In this exercise, reproduce all the entries that follow exactly.

**Data for processing**
● ● ● ●
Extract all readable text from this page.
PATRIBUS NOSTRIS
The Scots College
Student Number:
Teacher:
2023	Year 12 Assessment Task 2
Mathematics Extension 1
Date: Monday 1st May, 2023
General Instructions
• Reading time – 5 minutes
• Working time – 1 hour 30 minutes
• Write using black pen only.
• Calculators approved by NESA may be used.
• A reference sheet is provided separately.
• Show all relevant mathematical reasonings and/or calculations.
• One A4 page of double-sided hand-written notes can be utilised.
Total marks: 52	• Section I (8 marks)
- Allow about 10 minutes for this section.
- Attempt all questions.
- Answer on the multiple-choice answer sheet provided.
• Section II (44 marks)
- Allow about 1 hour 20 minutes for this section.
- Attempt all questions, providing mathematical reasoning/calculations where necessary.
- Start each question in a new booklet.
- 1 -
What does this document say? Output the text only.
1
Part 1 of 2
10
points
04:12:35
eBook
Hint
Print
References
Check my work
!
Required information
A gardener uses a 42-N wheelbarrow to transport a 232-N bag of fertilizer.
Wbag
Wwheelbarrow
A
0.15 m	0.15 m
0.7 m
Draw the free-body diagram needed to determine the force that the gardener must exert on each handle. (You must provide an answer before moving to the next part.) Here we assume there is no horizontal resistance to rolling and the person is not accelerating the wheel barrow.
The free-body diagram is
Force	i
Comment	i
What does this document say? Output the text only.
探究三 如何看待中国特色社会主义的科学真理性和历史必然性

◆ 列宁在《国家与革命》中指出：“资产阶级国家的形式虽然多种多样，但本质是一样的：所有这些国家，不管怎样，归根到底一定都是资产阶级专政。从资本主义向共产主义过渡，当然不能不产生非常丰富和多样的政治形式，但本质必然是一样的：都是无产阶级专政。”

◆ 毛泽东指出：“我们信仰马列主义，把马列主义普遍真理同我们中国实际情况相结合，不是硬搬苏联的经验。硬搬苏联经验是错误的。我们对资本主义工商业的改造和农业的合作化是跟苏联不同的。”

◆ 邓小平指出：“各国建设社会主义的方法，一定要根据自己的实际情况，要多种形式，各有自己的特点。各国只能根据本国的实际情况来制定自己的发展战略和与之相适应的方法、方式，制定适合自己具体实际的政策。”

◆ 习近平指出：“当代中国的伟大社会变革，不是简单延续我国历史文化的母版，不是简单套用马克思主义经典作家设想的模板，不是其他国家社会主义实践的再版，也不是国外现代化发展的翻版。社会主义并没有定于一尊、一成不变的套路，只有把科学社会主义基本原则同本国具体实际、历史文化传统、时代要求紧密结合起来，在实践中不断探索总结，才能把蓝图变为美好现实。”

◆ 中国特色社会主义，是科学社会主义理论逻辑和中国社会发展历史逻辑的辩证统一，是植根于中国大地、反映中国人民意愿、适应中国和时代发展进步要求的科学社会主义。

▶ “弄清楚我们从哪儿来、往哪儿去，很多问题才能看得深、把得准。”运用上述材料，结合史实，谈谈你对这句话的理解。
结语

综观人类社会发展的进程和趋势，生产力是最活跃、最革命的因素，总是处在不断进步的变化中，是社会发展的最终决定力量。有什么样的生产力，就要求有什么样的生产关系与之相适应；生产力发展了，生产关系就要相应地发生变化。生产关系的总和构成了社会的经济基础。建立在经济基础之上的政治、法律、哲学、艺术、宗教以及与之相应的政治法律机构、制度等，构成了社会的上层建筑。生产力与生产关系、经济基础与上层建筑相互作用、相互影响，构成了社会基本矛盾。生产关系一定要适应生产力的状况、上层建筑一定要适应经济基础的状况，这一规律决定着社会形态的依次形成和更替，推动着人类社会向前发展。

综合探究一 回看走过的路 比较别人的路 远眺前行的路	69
● ● ● ●
**Response**
Extract all readable text from this page.
PATRIBUS NOSTRIS
The Scots College
Student Number:
Teacher:
2023	Year 12 Assessment Task 2
Mathematics Extension 1
Date: Monday 1st May, 2023
General Instructions
• Reading time – 5 minutes
• Working time – 1 hour 30 minutes
• Write using black pen only.
• Calculators approved by NESA may be used.
• A reference sheet is provided separately.
• Show all relevant mathematical reasonings and/or calculations.
• One A4 page of double-sided hand-written notes can be utilised.
Total marks: 52	• Section I (8 marks)
- Allow about 10 minutes for this section.
- Attempt all questions.
- Answer on the multiple-choice answer sheet provided.
• Section II (44 marks)
- Allow about 1 hour 20 minutes for this section.
- Attempt all questions, providing mathematical reasoning/calculations where necessary.
- Start each question in a new booklet.
- 1 -
What does this document say? Output the text only.
1
Part 1 of 2
10
points
04:12:35
eBook
Hint
Print
References
Check my work
!
Required information
A gardener uses a 42-N wheelbarrow to transport a 232-N bag of fertilizer.
Wbag
Wwheelbarrow
A
0.15 m	0.15 m
0.7 m
Draw the free-body diagram needed to determine the force that the gardener must exert on each handle. (You must provide an answer before moving to the next part.) Here we assume there is no horizontal resistance to rolling and the person is not accelerating the wheel barrow.
The free-body diagram is
Force	i
Comment	i
What does this document say? Output the text only.
探究三 如何看待中国特色社会主义的科学真理性和历史必然性

◆ 列宁在《国家与革命》中指出：“资产阶级国家的形式虽然多种多样，但本质是一样的：所有这些国家，不管怎样，归根到底一定都是资产阶级专政。从资本主义向共产主义过渡，当然不能不产生非常丰富和多样的政治形式，但本质必然是一样的：都是无产阶级专政。”

◆ 毛泽东指出：“我们信仰马列主义，把马列主义普遍真理同我们中国实际情况相结合，不是硬搬苏联的经验。硬搬苏联经验是错误的。我们对资本主义工商业的改造和农业的合作化是跟苏联不同的。”

◆ 邓小平指出：“各国建设社会主义的方法，一定要根据自己的实际情况，要多种形式，各有自己的特点。各国只能根据本国的实际情况来制定自己的发展战略和与之相适应的方法、方式，制定适合自己具体实际的政策。”

◆ 习近平指出：“当代中国的伟大社会变革，不是简单延续我国历史文化的母版，不是简单套用马克思主义经典作家设想的模板，不是其他国家社会主义实践的再版，也不是国外现代化发展的翻版。社会主义并没有定于一尊、一成不变的套路，只有把科学社会主义基本原则同本国具体实际、历史文化传统、时代要求紧密结合起来，在实践中不断探索总结，才能把蓝图变为美好现实。”

◆ 中国特色社会主义，是科学社会主义理论逻辑和中国社会发展历史逻辑的辩证统一，是植根于中国大地、反映中国人民意愿、适应中国和时代发展进步要求的科学社会主义。

▶ “弄清楚我们从哪儿来、往哪儿去，很多问题才能看得深、把得准。”运用上述材料，结合史实，谈谈你对这句话的理解。
结语

综观人类社会发展的进程和趋势，生产力是最活跃、最革命的因素，总是处在不断进步的变化中，是社会发展的最终决定力量。有什么样的生产力，就要求有什么样的生产关系与之相适应；生产力发展了，生产关系就要相应地发生变化。生产关系的总和构成了社会的经济基础。建立在经济基础之上的政治、法律、哲学、艺术、宗教以及与之相应的政治法律机构、制度等，构成了社会的上层建筑。生产力与生产关系、经济基础与上层建筑相互作用、相互影响，构成了社会基本矛盾。生产关系一定要适应生产力的状况、上层建筑一定要适应经济基础的状况，这一规律决定着社会形态的依次形成和更替，推动着人类社会向前发展。

综合探究一 回看走过的路 比较别人的路 远眺前行的路	69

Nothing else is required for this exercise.